--- begin DATASET RECORDS ---
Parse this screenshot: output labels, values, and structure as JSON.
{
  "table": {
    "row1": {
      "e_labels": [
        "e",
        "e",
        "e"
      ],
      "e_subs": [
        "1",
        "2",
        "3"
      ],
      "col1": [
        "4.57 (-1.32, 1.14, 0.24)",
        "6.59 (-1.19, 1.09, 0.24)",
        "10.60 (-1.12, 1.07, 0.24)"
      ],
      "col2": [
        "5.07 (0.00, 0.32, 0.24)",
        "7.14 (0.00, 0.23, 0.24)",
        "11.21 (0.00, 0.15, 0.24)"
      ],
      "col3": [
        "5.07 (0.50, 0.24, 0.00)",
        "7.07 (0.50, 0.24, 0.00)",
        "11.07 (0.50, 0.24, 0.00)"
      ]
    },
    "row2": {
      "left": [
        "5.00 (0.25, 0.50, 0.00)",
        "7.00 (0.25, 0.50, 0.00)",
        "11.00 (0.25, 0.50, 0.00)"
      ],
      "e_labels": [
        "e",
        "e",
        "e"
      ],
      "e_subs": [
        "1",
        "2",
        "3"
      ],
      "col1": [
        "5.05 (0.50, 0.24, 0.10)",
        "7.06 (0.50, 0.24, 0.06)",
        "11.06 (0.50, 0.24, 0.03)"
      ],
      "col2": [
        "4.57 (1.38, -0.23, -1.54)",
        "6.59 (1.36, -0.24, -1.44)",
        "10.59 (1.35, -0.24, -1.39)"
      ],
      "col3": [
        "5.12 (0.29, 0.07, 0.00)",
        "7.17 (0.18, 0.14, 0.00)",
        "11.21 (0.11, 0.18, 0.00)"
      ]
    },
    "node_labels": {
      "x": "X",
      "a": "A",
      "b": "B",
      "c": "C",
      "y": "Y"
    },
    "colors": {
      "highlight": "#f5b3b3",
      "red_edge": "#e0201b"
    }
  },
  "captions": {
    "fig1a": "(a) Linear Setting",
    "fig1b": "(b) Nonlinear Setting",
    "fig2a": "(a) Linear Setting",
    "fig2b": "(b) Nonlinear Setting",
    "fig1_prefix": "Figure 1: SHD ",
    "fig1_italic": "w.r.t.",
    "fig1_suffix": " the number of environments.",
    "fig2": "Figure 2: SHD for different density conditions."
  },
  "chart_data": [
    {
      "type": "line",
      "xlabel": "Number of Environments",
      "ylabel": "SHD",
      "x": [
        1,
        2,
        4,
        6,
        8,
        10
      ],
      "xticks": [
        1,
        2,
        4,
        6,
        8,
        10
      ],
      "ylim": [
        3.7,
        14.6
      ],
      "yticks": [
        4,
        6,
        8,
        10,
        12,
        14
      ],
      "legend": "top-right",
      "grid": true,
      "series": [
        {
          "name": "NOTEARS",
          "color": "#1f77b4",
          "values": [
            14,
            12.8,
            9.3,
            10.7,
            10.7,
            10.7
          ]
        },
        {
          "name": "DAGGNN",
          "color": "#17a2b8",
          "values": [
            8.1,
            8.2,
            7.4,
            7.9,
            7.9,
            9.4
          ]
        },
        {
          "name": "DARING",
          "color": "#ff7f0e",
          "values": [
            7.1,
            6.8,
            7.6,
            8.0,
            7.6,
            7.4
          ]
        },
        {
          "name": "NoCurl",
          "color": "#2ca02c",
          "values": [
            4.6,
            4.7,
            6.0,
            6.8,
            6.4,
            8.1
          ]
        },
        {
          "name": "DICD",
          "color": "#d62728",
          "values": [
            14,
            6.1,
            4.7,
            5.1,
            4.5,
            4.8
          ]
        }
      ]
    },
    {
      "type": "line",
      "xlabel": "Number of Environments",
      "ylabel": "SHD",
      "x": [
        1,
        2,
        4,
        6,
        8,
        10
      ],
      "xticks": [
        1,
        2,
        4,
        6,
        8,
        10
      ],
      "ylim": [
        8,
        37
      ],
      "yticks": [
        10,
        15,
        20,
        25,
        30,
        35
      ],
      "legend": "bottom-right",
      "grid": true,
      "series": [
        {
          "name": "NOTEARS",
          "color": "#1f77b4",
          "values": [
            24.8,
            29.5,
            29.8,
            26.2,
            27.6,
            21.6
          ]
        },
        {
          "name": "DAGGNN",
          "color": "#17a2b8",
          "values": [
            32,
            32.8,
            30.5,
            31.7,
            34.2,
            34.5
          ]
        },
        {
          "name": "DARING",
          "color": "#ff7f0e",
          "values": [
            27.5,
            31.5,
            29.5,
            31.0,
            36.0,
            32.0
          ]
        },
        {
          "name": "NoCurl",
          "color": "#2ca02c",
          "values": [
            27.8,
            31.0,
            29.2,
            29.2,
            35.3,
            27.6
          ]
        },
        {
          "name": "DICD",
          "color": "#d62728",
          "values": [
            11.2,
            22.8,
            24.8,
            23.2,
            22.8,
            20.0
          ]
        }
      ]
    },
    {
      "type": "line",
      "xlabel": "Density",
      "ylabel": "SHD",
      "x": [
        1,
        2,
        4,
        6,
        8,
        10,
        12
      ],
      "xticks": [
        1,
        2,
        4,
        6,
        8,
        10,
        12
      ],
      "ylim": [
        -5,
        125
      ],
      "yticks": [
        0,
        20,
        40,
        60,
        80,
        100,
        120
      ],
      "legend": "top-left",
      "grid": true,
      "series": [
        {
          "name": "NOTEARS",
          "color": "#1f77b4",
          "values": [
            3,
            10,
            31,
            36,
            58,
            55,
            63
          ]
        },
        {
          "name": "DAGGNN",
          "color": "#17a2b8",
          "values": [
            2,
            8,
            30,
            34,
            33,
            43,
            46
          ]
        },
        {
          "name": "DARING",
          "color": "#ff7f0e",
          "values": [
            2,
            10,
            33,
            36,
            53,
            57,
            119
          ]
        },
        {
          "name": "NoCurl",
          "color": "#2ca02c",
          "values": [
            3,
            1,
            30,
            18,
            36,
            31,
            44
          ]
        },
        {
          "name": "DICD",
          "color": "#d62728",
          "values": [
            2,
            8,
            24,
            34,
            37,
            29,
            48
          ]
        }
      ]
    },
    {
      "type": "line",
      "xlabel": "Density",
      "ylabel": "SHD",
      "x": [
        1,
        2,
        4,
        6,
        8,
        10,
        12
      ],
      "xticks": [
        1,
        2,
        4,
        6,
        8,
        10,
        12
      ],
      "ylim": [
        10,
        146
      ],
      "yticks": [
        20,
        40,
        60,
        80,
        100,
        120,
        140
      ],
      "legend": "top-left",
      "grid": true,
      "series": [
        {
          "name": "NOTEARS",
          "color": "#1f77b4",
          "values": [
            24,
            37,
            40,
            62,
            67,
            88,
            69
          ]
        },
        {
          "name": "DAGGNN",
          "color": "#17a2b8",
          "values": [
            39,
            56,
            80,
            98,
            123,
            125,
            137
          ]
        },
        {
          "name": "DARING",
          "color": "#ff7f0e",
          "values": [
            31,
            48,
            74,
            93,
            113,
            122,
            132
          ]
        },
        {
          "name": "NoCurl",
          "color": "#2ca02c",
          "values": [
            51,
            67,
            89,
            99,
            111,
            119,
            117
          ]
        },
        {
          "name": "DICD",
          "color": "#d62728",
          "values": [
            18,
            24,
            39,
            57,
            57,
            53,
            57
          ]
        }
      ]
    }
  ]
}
--- end DATASET RECORDS ---
- **WHAT NEEDS TO BE DONE**: Reproduce the material in full, with no word added or dropped.

- **FINISHED ANSWER**:
Parse this screenshot: output labels, values, and structure as JSON.
{
  "table": {
    "row1": {
      "e_labels": [
        "e",
        "e",
        "e"
      ],
      "e_subs": [
        "1",
        "2",
        "3"
      ],
      "col1": [
        "4.57 (-1.32, 1.14, 0.24)",
        "6.59 (-1.19, 1.09, 0.24)",
        "10.60 (-1.12, 1.07, 0.24)"
      ],
      "col2": [
        "5.07 (0.00, 0.32, 0.24)",
        "7.14 (0.00, 0.23, 0.24)",
        "11.21 (0.00, 0.15, 0.24)"
      ],
      "col3": [
        "5.07 (0.50, 0.24, 0.00)",
        "7.07 (0.50, 0.24, 0.00)",
        "11.07 (0.50, 0.24, 0.00)"
      ]
    },
    "row2": {
      "left": [
        "5.00 (0.25, 0.50, 0.00)",
        "7.00 (0.25, 0.50, 0.00)",
        "11.00 (0.25, 0.50, 0.00)"
      ],
      "e_labels": [
        "e",
        "e",
        "e"
      ],
      "e_subs": [
        "1",
        "2",
        "3"
      ],
      "col1": [
        "5.05 (0.50, 0.24, 0.10)",
        "7.06 (0.50, 0.24, 0.06)",
        "11.06 (0.50, 0.24, 0.03)"
      ],
      "col2": [
        "4.57 (1.38, -0.23, -1.54)",
        "6.59 (1.36, -0.24, -1.44)",
        "10.59 (1.35, -0.24, -1.39)"
      ],
      "col3": [
        "5.12 (0.29, 0.07, 0.00)",
        "7.17 (0.18, 0.14, 0.00)",
        "11.21 (0.11, 0.18, 0.00)"
      ]
    },
    "node_labels": {
      "x": "X",
      "a": "A",
      "b": "B",
      "c": "C",
      "y": "Y"
    },
    "colors": {
      "highlight": "#f5b3b3",
      "red_edge": "#e0201b"
    }
  },
  "captions": {
    "fig1a": "(a) Linear Setting",
    "fig1b": "(b) Nonlinear Setting",
    "fig2a": "(a) Linear Setting",
    "fig2b": "(b) Nonlinear Setting",
    "fig1_prefix": "Figure 1: SHD ",
    "fig1_italic": "w.r.t.",
    "fig1_suffix": " the number of environments.",
    "fig2": "Figure 2: SHD for different density conditions."
  },
  "chart_data": [
    {
      "type": "line",
      "xlabel": "Number of Environments",
      "ylabel": "SHD",
      "x": [
        1,
        2,
        4,
        6,
        8,
        10
      ],
      "xticks": [
        1,
        2,
        4,
        6,
        8,
        10
      ],
      "ylim": [
        3.7,
        14.6
      ],
      "yticks": [
        4,
        6,
        8,
        10,
        12,
        14
      ],
      "legend": "top-right",
      "grid": true,
      "series": [
        {
          "name": "NOTEARS",
          "color": "#1f77b4",
          "values": [
            14,
            12.8,
            9.3,
            10.7,
            10.7,
            10.7
          ]
        },
        {
          "name": "DAGGNN",
          "color": "#17a2b8",
          "values": [
            8.1,
            8.2,
            7.4,
            7.9,
            7.9,
            9.4
          ]
        },
        {
          "name": "DARING",
          "color": "#ff7f0e",
          "values": [
            7.1,
            6.8,
            7.6,
            8.0,
            7.6,
            7.4
          ]
        },
        {
          "name": "NoCurl",
          "color": "#2ca02c",
          "values": [
            4.6,
            4.7,
            6.0,
            6.8,
            6.4,
            8.1
          ]
        },
        {
          "name": "DICD",
          "color": "#d62728",
          "values": [
            14,
            6.1,
            4.7,
            5.1,
            4.5,
            4.8
          ]
        }
      ]
    },
    {
      "type": "line",
      "xlabel": "Number of Environments",
      "ylabel": "SHD",
      "x": [
        1,
        2,
        4,
        6,
        8,
        10
      ],
      "xticks": [
        1,
        2,
        4,
        6,
        8,
        10
      ],
      "ylim": [
        8,
        37
      ],
      "yticks": [
        10,
        15,
        20,
        25,
        30,
        35
      ],
      "legend": "bottom-right",
      "grid": true,
      "series": [
        {
          "name": "NOTEARS",
          "color": "#1f77b4",
          "values": [
            24.8,
            29.5,
            29.8,
            26.2,
            27.6,
            21.6
          ]
        },
        {
          "name": "DAGGNN",
          "color": "#17a2b8",
          "values": [
            32,
            32.8,
            30.5,
            31.7,
            34.2,
            34.5
          ]
        },
        {
          "name": "DARING",
          "color": "#ff7f0e",
          "values": [
            27.5,
            31.5,
            29.5,
            31.0,
            36.0,
            32.0
          ]
        },
        {
          "name": "NoCurl",
          "color": "#2ca02c",
          "values": [
            27.8,
            31.0,
            29.2,
            29.2,
            35.3,
            27.6
          ]
        },
        {
          "name": "DICD",
          "color": "#d62728",
          "values": [
            11.2,
            22.8,
            24.8,
            23.2,
            22.8,
            20.0
          ]
        }
      ]
    },
    {
      "type": "line",
      "xlabel": "Density",
      "ylabel": "SHD",
      "x": [
        1,
        2,
        4,
        6,
        8,
        10,
        12
      ],
      "xticks": [
        1,
        2,
        4,
        6,
        8,
        10,
        12
      ],
      "ylim": [
        -5,
        125
      ],
      "yticks": [
        0,
        20,
        40,
        60,
        80,
        100,
        120
      ],
      "legend": "top-left",
      "grid": true,
      "series": [
        {
          "name": "NOTEARS",
          "color": "#1f77b4",
          "values": [
            3,
            10,
            31,
            36,
            58,
            55,
            63
          ]
        },
        {
          "name": "DAGGNN",
          "color": "#17a2b8",
          "values": [
            2,
            8,
            30,
            34,
            33,
            43,
            46
          ]
        },
        {
          "name": "DARING",
          "color": "#ff7f0e",
          "values": [
            2,
            10,
            33,
            36,
            53,
            57,
            119
          ]
        },
        {
          "name": "NoCurl",
          "color": "#2ca02c",
          "values": [
            3,
            1,
            30,
            18,
            36,
            31,
            44
          ]
        },
        {
          "name": "DICD",
          "color": "#d62728",
          "values": [
            2,
            8,
            24,
            34,
            37,
            29,
            48
          ]
        }
      ]
    },
    {
      "type": "line",
      "xlabel": "Density",
      "ylabel": "SHD",
      "x": [
        1,
        2,
        4,
        6,
        8,
        10,
        12
      ],
      "xticks": [
        1,
        2,
        4,
        6,
        8,
        10,
        12
      ],
      "ylim": [
        10,
        146
      ],
      "yticks": [
        20,
        40,
        60,
        80,
        100,
        120,
        140
      ],
      "legend": "top-left",
      "grid": true,
      "series": [
        {
          "name": "NOTEARS",
          "color": "#1f77b4",
          "values": [
            24,
            37,
            40,
            62,
            67,
            88,
            69
          ]
        },
        {
          "name": "DAGGNN",
          "color": "#17a2b8",
          "values": [
            39,
            56,
            80,
            98,
            123,
            125,
            137
          ]
        },
        {
          "name": "DARING",
          "color": "#ff7f0e",
          "values": [
            31,
            48,
            74,
            93,
            113,
            122,
            132
          ]
        },
        {
          "name": "NoCurl",
          "color": "#2ca02c",
          "values": [
            51,
            67,
            89,
            99,
            111,
            119,
            117
          ]
        },
        {
          "name": "DICD",
          "color": "#d62728",
          "values": [
            18,
            24,
            39,
            57,
            57,
            53,
            57
          ]
        }
      ]
    }
  ]
}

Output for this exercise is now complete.